264 > Note how Intel did not screw up. When SSE was added, MMX remained.
265 > Software vendors could trust that instructions would be supported.
266 > Both MMX and SSE remain today, in all shipping processors. With very
267 > few exceptions, Intel does not ship chips with missing functionality.
268 > There is a unified software ecosystem.
269 >
270 > This goes beyond the instruction set. MMU functionality also matters.
271 > You can add stuff, but then it must be implemented in every future CPU.
272 > You can not take stuff away without harming the architecture.
273
274 ## (2) Luke Kenneth Casson Leighton on Standards backwards-compatibility
275
276 > For the case where "legacy" variants of the RISC-V Standard are
277 > backwards-forwards-compatibly supported over a 10-20 year period in
278 > Industrial and Military/Goverment-procurement scenarios (so that the
279 > impossible-to-achieve pressure is off to get the spec ABSOLUTELY
280 > correct, RIGHT now), nobody would expect a seriously heavy-duty amount
281 > of instruction-by-instruction switching: it'd be used pretty much once
282 > and only once at boot-up (or once in a Hypervisor Virtual Machine
283 > client) and that's it.

(REQUIRED ACTION 1):
Say whether each statement below agrees with the excerpt on backwards compatibility, answering yes or no and quoting the deciding words of the excerpt.
(a) MMX was dropped when SSE was added.
(b) MMU functionality is said to matter as well.
(c) A heavy-duty amount of instruction-by-instruction switching is expected.
(REQUIRED ACTION 2): Echo the portion of the excerpt on backwards compatibility starting with "268 > There" and going on through "every future CPU.".
(REQUIRED ACTION 3):
Answer these questions from the excerpt on backwards compatibility.
(a) Which two instruction sets remain in all shipping processors?
(b) Over what period are "legacy" variants of the RISC-V Standard said to be supported?
(c) When would the switching be used?

(DATASET EXTRACT):
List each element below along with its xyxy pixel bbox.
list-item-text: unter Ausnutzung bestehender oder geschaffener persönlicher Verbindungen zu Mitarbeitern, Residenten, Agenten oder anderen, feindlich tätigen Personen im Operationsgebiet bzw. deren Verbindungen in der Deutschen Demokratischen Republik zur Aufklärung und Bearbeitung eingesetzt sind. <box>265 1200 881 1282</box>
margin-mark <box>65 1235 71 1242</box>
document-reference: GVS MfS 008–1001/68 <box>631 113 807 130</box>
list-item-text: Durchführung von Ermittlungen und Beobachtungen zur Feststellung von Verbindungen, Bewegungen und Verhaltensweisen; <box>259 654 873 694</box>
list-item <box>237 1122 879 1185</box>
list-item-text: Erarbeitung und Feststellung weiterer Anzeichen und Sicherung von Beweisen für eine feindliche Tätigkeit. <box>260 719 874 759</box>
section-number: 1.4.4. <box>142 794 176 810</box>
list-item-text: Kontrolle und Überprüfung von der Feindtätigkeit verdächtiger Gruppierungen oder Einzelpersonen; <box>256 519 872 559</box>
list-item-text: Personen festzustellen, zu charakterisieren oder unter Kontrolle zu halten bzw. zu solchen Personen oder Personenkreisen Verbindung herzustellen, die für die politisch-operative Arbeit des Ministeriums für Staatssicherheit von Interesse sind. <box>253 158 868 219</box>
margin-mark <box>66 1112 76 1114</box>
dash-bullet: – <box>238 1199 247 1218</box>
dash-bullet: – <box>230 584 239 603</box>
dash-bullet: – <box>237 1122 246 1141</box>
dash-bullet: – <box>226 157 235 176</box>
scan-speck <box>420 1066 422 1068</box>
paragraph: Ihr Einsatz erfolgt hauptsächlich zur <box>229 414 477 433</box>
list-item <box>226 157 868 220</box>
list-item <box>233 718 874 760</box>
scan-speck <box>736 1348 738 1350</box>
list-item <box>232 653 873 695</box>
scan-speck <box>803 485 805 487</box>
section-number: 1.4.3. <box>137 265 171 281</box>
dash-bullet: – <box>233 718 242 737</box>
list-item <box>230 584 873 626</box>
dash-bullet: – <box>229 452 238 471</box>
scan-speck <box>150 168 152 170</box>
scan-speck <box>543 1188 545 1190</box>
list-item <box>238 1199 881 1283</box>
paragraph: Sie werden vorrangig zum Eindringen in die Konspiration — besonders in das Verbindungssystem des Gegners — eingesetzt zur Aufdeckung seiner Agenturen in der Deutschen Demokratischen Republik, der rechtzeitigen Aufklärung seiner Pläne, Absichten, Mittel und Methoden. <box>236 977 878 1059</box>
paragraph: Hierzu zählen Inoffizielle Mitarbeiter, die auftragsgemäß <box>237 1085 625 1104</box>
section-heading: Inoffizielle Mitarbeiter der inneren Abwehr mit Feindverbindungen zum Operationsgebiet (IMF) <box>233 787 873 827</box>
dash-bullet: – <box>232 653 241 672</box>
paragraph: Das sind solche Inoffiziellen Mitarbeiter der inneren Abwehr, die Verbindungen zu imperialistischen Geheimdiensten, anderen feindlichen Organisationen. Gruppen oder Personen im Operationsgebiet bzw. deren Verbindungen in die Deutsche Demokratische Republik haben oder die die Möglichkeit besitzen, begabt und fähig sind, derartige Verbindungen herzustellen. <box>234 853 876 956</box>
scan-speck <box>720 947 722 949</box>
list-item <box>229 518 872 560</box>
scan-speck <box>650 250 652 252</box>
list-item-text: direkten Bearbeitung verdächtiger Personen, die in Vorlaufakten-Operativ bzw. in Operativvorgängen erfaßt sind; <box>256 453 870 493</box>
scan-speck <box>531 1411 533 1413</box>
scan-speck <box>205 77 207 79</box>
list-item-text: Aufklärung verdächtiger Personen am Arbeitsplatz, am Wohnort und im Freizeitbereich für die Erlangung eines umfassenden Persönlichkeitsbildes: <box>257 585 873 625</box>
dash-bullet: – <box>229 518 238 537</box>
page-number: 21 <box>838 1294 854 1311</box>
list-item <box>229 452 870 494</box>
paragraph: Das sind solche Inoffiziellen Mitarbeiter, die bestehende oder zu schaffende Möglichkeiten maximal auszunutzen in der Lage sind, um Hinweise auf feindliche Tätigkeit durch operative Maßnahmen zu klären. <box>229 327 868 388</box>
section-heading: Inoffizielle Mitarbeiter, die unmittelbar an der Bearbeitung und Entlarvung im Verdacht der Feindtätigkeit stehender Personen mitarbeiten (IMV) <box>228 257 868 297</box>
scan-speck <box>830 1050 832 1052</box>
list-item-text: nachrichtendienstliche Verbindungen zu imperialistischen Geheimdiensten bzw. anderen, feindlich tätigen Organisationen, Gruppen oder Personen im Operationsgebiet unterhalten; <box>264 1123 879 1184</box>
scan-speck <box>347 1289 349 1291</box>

(EXERCISE ANSWER 1):
(a) No: "When SSE was added, MMX remained."
(b) Yes: "MMU functionality also matters."
(c) No: "nobody would expect a seriously heavy-duty amount"

(EXERCISE ANSWER 2):
268 > There is a unified software ecosystem.
269 >
270 > This goes beyond the instruction set. MMU functionality also matters.
271 > You can add stuff, but then it must be implemented in every future CPU.

(EXERCISE ANSWER 3):
(a) MMX and SSE.
(b) A 10-20 year period.
(c) Pretty much once and only once at boot-up, or once in a Hypervisor Virtual Machine client.